## The task
Find each line holding the word "Consumers" and give the number of such lines, nothing else.

◆ ◆ ◆

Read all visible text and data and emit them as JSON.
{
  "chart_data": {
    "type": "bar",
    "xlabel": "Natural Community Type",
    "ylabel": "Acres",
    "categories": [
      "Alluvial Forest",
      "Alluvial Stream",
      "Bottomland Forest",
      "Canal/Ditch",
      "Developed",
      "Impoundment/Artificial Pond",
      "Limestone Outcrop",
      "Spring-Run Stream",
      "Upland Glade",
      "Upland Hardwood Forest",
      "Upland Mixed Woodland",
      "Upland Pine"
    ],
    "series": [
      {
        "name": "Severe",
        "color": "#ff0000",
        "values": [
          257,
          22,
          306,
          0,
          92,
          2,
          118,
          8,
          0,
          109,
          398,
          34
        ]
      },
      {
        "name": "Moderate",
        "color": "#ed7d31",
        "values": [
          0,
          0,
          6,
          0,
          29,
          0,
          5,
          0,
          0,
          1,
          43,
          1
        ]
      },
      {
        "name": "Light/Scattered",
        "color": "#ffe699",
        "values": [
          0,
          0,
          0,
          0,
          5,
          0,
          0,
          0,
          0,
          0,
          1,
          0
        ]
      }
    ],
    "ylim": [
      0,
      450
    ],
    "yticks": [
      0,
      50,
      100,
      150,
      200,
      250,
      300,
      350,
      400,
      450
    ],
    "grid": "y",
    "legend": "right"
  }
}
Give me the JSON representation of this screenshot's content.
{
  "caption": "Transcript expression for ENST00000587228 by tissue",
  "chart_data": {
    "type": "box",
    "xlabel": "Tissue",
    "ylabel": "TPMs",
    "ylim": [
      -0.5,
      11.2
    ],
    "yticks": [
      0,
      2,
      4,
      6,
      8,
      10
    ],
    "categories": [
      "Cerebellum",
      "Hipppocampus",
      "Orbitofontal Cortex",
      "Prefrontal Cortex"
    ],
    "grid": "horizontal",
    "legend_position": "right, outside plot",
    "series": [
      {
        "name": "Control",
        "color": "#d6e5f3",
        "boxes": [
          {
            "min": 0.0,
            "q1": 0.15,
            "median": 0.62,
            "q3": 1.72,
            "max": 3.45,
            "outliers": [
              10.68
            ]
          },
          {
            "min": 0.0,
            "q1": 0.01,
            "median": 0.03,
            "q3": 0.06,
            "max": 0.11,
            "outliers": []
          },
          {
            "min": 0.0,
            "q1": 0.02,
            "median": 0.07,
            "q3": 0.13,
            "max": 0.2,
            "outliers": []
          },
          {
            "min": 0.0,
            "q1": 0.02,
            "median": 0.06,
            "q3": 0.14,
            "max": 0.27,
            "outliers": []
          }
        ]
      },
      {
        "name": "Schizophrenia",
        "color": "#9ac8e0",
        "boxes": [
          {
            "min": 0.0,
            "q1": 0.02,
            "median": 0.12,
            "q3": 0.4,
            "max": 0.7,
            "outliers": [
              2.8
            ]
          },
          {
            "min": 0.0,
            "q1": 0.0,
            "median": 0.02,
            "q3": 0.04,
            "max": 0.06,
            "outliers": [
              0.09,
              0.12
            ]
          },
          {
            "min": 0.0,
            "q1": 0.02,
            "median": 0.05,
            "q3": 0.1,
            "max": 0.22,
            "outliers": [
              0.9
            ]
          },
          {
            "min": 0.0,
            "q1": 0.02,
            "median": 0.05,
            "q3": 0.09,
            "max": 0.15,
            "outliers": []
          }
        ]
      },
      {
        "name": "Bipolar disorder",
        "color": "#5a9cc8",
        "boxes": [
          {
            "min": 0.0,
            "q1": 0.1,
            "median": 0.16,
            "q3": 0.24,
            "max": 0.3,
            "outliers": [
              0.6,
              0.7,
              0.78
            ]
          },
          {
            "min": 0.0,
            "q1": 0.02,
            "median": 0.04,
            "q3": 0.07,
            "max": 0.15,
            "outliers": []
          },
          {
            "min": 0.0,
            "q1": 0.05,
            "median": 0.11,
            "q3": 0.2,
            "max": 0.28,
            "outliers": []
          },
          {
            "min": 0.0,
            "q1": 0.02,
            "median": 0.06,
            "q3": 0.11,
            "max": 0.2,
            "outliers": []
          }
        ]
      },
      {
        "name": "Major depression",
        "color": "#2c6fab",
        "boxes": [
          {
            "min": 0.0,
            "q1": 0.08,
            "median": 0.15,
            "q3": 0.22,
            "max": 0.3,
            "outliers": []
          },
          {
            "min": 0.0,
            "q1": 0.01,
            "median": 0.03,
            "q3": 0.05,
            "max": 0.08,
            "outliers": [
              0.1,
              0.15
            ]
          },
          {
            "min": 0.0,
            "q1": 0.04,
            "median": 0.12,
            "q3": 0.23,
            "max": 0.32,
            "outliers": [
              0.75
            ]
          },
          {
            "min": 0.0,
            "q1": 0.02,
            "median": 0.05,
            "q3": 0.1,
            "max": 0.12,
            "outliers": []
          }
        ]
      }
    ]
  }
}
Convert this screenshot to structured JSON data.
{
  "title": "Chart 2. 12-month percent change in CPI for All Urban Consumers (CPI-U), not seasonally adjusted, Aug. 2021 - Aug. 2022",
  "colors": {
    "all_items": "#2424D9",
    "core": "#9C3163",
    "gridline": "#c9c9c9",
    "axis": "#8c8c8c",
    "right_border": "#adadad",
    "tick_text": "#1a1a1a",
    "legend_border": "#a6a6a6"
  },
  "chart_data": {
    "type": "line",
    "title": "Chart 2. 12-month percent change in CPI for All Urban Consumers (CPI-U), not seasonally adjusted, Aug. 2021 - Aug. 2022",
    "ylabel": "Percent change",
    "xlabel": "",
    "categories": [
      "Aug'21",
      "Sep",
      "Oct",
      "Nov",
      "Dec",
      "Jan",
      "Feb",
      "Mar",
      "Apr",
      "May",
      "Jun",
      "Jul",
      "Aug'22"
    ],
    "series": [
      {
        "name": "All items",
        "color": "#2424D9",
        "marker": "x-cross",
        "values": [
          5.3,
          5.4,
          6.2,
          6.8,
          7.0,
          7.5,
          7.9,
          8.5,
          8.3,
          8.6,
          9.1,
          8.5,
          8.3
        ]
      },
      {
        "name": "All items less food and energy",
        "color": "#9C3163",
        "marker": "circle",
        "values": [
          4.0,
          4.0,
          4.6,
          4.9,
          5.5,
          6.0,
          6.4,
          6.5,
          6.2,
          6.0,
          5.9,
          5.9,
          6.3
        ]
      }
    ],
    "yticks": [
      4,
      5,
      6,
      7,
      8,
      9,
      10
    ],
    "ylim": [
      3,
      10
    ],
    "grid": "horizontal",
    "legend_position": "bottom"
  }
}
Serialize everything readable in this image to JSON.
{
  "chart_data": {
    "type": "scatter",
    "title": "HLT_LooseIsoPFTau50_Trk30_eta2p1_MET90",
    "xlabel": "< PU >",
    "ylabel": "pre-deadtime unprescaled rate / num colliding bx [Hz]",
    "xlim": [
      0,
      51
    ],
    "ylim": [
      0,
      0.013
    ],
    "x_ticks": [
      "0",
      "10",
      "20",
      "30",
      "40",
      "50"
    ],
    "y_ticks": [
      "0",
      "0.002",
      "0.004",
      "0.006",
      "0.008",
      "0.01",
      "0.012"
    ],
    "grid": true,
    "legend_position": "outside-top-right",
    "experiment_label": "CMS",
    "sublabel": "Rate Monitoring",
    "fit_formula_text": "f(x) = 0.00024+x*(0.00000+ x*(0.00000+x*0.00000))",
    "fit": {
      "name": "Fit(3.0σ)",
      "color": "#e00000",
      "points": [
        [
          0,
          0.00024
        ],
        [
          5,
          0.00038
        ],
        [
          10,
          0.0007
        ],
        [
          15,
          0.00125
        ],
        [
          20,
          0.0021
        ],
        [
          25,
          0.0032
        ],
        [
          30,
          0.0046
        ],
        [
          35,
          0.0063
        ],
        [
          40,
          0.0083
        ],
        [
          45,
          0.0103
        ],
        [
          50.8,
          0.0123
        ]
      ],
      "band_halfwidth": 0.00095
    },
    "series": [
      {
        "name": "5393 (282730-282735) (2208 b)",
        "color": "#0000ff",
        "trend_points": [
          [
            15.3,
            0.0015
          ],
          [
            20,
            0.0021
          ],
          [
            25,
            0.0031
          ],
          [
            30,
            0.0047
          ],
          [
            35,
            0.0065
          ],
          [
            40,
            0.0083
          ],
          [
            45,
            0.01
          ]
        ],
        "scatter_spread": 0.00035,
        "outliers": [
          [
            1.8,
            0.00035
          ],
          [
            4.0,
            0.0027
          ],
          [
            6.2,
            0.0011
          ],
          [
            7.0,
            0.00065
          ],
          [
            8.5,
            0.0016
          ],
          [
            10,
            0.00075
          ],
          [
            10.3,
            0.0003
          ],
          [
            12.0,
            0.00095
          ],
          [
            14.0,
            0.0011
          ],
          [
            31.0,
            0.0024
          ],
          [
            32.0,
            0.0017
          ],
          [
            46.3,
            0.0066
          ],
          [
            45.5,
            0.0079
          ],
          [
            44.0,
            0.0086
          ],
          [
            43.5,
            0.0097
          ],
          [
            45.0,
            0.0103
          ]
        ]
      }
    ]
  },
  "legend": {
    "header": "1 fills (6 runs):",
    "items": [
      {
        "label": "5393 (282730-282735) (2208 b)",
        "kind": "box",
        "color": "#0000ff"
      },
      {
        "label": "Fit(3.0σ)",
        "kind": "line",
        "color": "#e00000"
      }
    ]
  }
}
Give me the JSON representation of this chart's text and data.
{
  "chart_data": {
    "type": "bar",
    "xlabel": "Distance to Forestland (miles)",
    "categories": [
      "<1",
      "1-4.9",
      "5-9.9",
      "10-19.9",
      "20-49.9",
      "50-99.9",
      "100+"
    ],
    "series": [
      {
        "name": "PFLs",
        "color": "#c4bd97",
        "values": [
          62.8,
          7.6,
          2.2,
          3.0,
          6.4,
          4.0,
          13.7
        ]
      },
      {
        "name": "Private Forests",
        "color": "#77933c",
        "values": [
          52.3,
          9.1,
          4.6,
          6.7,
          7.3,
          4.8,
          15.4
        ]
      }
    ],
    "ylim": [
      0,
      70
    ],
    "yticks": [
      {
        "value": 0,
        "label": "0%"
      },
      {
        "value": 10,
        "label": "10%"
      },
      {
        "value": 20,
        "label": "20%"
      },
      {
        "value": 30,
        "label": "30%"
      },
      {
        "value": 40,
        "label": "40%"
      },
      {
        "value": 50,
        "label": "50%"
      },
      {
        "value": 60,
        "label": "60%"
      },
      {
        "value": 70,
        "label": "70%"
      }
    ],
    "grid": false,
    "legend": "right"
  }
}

◆ ◆ ◆

## Finished exercise
2